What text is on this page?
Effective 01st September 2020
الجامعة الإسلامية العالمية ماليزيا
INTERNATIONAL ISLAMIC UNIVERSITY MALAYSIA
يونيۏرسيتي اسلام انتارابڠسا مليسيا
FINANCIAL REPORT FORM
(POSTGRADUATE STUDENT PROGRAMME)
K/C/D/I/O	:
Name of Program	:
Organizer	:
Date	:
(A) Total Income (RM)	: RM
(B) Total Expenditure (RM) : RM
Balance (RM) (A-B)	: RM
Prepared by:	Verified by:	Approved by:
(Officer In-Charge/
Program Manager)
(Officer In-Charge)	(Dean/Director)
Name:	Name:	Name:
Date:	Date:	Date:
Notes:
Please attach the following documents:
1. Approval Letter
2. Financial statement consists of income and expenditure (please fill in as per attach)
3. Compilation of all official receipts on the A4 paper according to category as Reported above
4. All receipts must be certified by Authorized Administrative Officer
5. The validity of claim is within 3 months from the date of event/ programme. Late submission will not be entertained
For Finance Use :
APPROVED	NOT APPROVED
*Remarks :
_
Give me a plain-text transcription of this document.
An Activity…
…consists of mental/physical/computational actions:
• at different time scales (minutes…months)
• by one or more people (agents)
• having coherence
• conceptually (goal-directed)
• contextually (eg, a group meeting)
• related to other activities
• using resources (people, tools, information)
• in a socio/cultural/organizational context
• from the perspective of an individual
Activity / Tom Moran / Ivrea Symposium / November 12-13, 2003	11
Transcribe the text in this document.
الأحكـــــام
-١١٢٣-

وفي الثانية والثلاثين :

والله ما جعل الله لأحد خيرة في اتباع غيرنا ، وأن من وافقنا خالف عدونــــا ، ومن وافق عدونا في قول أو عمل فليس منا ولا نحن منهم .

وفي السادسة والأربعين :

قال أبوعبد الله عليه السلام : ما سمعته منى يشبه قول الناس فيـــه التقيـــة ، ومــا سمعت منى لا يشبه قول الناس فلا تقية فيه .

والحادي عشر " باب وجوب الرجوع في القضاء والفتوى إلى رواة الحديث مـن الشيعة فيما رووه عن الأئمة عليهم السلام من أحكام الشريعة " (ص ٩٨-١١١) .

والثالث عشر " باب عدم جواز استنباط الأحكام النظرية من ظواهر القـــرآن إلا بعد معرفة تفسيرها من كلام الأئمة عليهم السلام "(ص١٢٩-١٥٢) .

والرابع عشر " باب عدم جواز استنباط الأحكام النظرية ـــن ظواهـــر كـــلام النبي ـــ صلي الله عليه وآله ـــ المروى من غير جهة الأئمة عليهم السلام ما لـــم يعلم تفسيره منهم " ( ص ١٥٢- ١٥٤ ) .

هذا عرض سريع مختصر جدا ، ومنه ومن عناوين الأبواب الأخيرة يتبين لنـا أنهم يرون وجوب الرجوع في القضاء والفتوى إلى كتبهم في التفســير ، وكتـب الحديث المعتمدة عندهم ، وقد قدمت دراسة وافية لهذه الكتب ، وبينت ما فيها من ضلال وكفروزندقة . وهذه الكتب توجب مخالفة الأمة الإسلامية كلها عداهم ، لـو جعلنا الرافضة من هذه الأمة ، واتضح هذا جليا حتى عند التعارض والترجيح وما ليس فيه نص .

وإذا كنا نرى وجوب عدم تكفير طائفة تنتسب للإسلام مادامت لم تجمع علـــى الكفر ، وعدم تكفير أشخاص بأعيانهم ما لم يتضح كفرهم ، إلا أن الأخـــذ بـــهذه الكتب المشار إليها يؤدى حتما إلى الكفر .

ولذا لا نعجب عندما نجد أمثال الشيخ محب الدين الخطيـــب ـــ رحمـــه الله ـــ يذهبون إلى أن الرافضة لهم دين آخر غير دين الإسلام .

====

What you need to do ::
Reproduce exactly the lines from the one with "Transcribe the text in this document." through the end of the entries above, both ends included.

Answer for this exercise ::
Transcribe the text in this document.
الأحكـــــام
-١١٢٣-

وفي الثانية والثلاثين :

والله ما جعل الله لأحد خيرة في اتباع غيرنا ، وأن من وافقنا خالف عدونــــا ، ومن وافق عدونا في قول أو عمل فليس منا ولا نحن منهم .

وفي السادسة والأربعين :

قال أبوعبد الله عليه السلام : ما سمعته منى يشبه قول الناس فيـــه التقيـــة ، ومــا سمعت منى لا يشبه قول الناس فلا تقية فيه .

والحادي عشر " باب وجوب الرجوع في القضاء والفتوى إلى رواة الحديث مـن الشيعة فيما رووه عن الأئمة عليهم السلام من أحكام الشريعة " (ص ٩٨-١١١) .

والثالث عشر " باب عدم جواز استنباط الأحكام النظرية من ظواهر القـــرآن إلا بعد معرفة تفسيرها من كلام الأئمة عليهم السلام "(ص١٢٩-١٥٢) .

والرابع عشر " باب عدم جواز استنباط الأحكام النظرية ـــن ظواهـــر كـــلام النبي ـــ صلي الله عليه وآله ـــ المروى من غير جهة الأئمة عليهم السلام ما لـــم يعلم تفسيره منهم " ( ص ١٥٢- ١٥٤ ) .

هذا عرض سريع مختصر جدا ، ومنه ومن عناوين الأبواب الأخيرة يتبين لنـا أنهم يرون وجوب الرجوع في القضاء والفتوى إلى كتبهم في التفســير ، وكتـب الحديث المعتمدة عندهم ، وقد قدمت دراسة وافية لهذه الكتب ، وبينت ما فيها من ضلال وكفروزندقة . وهذه الكتب توجب مخالفة الأمة الإسلامية كلها عداهم ، لـو جعلنا الرافضة من هذه الأمة ، واتضح هذا جليا حتى عند التعارض والترجيح وما ليس فيه نص .

وإذا كنا نرى وجوب عدم تكفير طائفة تنتسب للإسلام مادامت لم تجمع علـــى الكفر ، وعدم تكفير أشخاص بأعيانهم ما لم يتضح كفرهم ، إلا أن الأخـــذ بـــهذه الكتب المشار إليها يؤدى حتما إلى الكفر .

ولذا لا نعجب عندما نجد أمثال الشيخ محب الدين الخطيـــب ـــ رحمـــه الله ـــ يذهبون إلى أن الرافضة لهم دين آخر غير دين الإسلام .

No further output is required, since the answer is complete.